> [Instructions to follow] Reproduce every entry in the listing without alteration.

> [Given entries]
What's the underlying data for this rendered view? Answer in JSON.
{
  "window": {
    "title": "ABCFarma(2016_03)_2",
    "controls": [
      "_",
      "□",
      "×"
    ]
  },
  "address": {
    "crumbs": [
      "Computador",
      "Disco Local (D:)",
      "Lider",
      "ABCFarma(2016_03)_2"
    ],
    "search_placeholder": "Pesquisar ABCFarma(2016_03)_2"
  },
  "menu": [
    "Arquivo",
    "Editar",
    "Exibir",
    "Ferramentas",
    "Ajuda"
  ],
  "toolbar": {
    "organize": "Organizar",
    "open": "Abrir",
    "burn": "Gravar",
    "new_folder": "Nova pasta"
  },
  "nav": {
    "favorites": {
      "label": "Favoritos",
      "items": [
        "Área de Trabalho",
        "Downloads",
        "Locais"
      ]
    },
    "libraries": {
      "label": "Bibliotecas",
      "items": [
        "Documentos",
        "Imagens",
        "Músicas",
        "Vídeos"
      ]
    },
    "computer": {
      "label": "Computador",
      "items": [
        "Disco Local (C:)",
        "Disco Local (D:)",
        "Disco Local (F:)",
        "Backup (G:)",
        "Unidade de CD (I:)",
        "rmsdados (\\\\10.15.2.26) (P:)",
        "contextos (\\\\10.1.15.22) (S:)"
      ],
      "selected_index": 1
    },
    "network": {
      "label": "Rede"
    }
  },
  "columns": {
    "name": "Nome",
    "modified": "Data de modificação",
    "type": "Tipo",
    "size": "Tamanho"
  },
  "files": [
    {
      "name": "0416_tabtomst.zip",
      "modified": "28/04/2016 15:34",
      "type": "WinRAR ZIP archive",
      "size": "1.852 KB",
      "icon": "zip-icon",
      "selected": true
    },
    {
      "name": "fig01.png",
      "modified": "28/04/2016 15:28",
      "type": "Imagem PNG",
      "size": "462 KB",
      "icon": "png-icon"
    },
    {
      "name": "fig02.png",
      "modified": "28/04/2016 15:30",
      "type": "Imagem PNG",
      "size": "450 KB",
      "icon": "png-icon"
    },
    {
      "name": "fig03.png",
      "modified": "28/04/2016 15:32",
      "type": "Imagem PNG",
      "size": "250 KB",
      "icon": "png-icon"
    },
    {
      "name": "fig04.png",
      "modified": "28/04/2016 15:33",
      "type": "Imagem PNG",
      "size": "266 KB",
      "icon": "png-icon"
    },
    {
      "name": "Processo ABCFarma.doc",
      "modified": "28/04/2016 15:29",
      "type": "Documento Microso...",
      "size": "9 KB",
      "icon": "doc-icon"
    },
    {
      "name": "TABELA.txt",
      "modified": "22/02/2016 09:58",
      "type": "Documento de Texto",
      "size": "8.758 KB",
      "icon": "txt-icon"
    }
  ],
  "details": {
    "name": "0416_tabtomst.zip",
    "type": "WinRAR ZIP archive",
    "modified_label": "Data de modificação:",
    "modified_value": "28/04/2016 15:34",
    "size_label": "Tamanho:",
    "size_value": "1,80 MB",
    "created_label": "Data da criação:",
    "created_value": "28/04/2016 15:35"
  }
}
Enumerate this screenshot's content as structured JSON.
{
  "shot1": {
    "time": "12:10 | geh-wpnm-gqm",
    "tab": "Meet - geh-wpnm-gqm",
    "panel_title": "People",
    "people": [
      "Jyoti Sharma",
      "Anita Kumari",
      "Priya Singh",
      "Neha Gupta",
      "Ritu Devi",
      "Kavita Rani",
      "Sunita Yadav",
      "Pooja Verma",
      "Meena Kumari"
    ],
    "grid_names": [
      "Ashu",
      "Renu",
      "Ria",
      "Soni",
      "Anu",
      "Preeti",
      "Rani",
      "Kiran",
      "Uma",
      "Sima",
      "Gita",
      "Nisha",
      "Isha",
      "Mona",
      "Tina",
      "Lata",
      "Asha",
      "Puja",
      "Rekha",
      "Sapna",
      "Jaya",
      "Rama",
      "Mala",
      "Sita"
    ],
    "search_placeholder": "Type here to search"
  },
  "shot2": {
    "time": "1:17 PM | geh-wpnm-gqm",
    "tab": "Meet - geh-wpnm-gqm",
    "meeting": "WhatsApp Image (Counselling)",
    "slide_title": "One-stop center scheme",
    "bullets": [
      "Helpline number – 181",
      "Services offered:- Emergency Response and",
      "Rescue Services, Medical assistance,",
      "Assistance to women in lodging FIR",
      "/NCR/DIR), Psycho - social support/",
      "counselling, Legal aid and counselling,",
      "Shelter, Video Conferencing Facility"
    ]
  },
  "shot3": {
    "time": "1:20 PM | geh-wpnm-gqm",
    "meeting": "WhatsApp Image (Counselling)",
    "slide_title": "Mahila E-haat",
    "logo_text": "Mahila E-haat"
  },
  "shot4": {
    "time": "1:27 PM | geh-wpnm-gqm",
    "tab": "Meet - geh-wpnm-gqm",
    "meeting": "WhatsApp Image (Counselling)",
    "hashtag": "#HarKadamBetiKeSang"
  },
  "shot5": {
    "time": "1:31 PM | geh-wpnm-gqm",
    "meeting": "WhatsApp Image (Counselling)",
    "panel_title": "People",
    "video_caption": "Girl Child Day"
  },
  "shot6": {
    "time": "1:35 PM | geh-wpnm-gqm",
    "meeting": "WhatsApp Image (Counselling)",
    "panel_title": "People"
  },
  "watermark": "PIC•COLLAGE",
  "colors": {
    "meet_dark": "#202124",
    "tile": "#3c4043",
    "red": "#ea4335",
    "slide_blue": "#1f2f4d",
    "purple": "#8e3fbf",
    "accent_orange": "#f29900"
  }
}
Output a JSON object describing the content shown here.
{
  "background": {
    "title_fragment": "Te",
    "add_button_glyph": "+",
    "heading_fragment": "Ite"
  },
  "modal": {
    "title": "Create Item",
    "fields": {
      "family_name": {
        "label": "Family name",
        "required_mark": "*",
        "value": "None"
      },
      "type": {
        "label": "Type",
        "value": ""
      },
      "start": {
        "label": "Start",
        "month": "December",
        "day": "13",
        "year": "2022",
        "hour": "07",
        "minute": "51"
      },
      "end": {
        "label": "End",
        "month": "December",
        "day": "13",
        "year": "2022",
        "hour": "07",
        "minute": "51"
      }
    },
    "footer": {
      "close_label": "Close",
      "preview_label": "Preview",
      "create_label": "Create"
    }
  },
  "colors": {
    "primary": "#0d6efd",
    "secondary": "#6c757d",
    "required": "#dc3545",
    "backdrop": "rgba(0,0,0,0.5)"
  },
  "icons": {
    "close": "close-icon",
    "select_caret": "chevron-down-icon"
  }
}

> [Exercise output]
What's the underlying data for this rendered view? Answer in JSON.
{
  "window": {
    "title": "ABCFarma(2016_03)_2",
    "controls": [
      "_",
      "□",
      "×"
    ]
  },
  "address": {
    "crumbs": [
      "Computador",
      "Disco Local (D:)",
      "Lider",
      "ABCFarma(2016_03)_2"
    ],
    "search_placeholder": "Pesquisar ABCFarma(2016_03)_2"
  },
  "menu": [
    "Arquivo",
    "Editar",
    "Exibir",
    "Ferramentas",
    "Ajuda"
  ],
  "toolbar": {
    "organize": "Organizar",
    "open": "Abrir",
    "burn": "Gravar",
    "new_folder": "Nova pasta"
  },
  "nav": {
    "favorites": {
      "label": "Favoritos",
      "items": [
        "Área de Trabalho",
        "Downloads",
        "Locais"
      ]
    },
    "libraries": {
      "label": "Bibliotecas",
      "items": [
        "Documentos",
        "Imagens",
        "Músicas",
        "Vídeos"
      ]
    },
    "computer": {
      "label": "Computador",
      "items": [
        "Disco Local (C:)",
        "Disco Local (D:)",
        "Disco Local (F:)",
        "Backup (G:)",
        "Unidade de CD (I:)",
        "rmsdados (\\\\10.15.2.26) (P:)",
        "contextos (\\\\10.1.15.22) (S:)"
      ],
      "selected_index": 1
    },
    "network": {
      "label": "Rede"
    }
  },
  "columns": {
    "name": "Nome",
    "modified": "Data de modificação",
    "type": "Tipo",
    "size": "Tamanho"
  },
  "files": [
    {
      "name": "0416_tabtomst.zip",
      "modified": "28/04/2016 15:34",
      "type": "WinRAR ZIP archive",
      "size": "1.852 KB",
      "icon": "zip-icon",
      "selected": true
    },
    {
      "name": "fig01.png",
      "modified": "28/04/2016 15:28",
      "type": "Imagem PNG",
      "size": "462 KB",
      "icon": "png-icon"
    },
    {
      "name": "fig02.png",
      "modified": "28/04/2016 15:30",
      "type": "Imagem PNG",
      "size": "450 KB",
      "icon": "png-icon"
    },
    {
      "name": "fig03.png",
      "modified": "28/04/2016 15:32",
      "type": "Imagem PNG",
      "size": "250 KB",
      "icon": "png-icon"
    },
    {
      "name": "fig04.png",
      "modified": "28/04/2016 15:33",
      "type": "Imagem PNG",
      "size": "266 KB",
      "icon": "png-icon"
    },
    {
      "name": "Processo ABCFarma.doc",
      "modified": "28/04/2016 15:29",
      "type": "Documento Microso...",
      "size": "9 KB",
      "icon": "doc-icon"
    },
    {
      "name": "TABELA.txt",
      "modified": "22/02/2016 09:58",
      "type": "Documento de Texto",
      "size": "8.758 KB",
      "icon": "txt-icon"
    }
  ],
  "details": {
    "name": "0416_tabtomst.zip",
    "type": "WinRAR ZIP archive",
    "modified_label": "Data de modificação:",
    "modified_value": "28/04/2016 15:34",
    "size_label": "Tamanho:",
    "size_value": "1,80 MB",
    "created_label": "Data da criação:",
    "created_value": "28/04/2016 15:35"
  }
}
Enumerate this screenshot's content as structured JSON.
{
  "shot1": {
    "time": "12:10 | geh-wpnm-gqm",
    "tab": "Meet - geh-wpnm-gqm",
    "panel_title": "People",
    "people": [
      "Jyoti Sharma",
      "Anita Kumari",
      "Priya Singh",
      "Neha Gupta",
      "Ritu Devi",
      "Kavita Rani",
      "Sunita Yadav",
      "Pooja Verma",
      "Meena Kumari"
    ],
    "grid_names": [
      "Ashu",
      "Renu",
      "Ria",
      "Soni",
      "Anu",
      "Preeti",
      "Rani",
      "Kiran",
      "Uma",
      "Sima",
      "Gita",
      "Nisha",
      "Isha",
      "Mona",
      "Tina",
      "Lata",
      "Asha",
      "Puja",
      "Rekha",
      "Sapna",
      "Jaya",
      "Rama",
      "Mala",
      "Sita"
    ],
    "search_placeholder": "Type here to search"
  },
  "shot2": {
    "time": "1:17 PM | geh-wpnm-gqm",
    "tab": "Meet - geh-wpnm-gqm",
    "meeting": "WhatsApp Image (Counselling)",
    "slide_title": "One-stop center scheme",
    "bullets": [
      "Helpline number – 181",
      "Services offered:- Emergency Response and",
      "Rescue Services, Medical assistance,",
      "Assistance to women in lodging FIR",
      "/NCR/DIR), Psycho - social support/",
      "counselling, Legal aid and counselling,",
      "Shelter, Video Conferencing Facility"
    ]
  },
  "shot3": {
    "time": "1:20 PM | geh-wpnm-gqm",
    "meeting": "WhatsApp Image (Counselling)",
    "slide_title": "Mahila E-haat",
    "logo_text": "Mahila E-haat"
  },
  "shot4": {
    "time": "1:27 PM | geh-wpnm-gqm",
    "tab": "Meet - geh-wpnm-gqm",
    "meeting": "WhatsApp Image (Counselling)",
    "hashtag": "#HarKadamBetiKeSang"
  },
  "shot5": {
    "time": "1:31 PM | geh-wpnm-gqm",
    "meeting": "WhatsApp Image (Counselling)",
    "panel_title": "People",
    "video_caption": "Girl Child Day"
  },
  "shot6": {
    "time": "1:35 PM | geh-wpnm-gqm",
    "meeting": "WhatsApp Image (Counselling)",
    "panel_title": "People"
  },
  "watermark": "PIC•COLLAGE",
  "colors": {
    "meet_dark": "#202124",
    "tile": "#3c4043",
    "red": "#ea4335",
    "slide_blue": "#1f2f4d",
    "purple": "#8e3fbf",
    "accent_orange": "#f29900"
  }
}
Output a JSON object describing the content shown here.
{
  "background": {
    "title_fragment": "Te",
    "add_button_glyph": "+",
    "heading_fragment": "Ite"
  },
  "modal": {
    "title": "Create Item",
    "fields": {
      "family_name": {
        "label": "Family name",
        "required_mark": "*",
        "value": "None"
      },
      "type": {
        "label": "Type",
        "value": ""
      },
      "start": {
        "label": "Start",
        "month": "December",
        "day": "13",
        "year": "2022",
        "hour": "07",
        "minute": "51"
      },
      "end": {
        "label": "End",
        "month": "December",
        "day": "13",
        "year": "2022",
        "hour": "07",
        "minute": "51"
      }
    },
    "footer": {
      "close_label": "Close",
      "preview_label": "Preview",
      "create_label": "Create"
    }
  },
  "colors": {
    "primary": "#0d6efd",
    "secondary": "#6c757d",
    "required": "#dc3545",
    "backdrop": "rgba(0,0,0,0.5)"
  },
  "icons": {
    "close": "close-icon",
    "select_caret": "chevron-down-icon"
  }
}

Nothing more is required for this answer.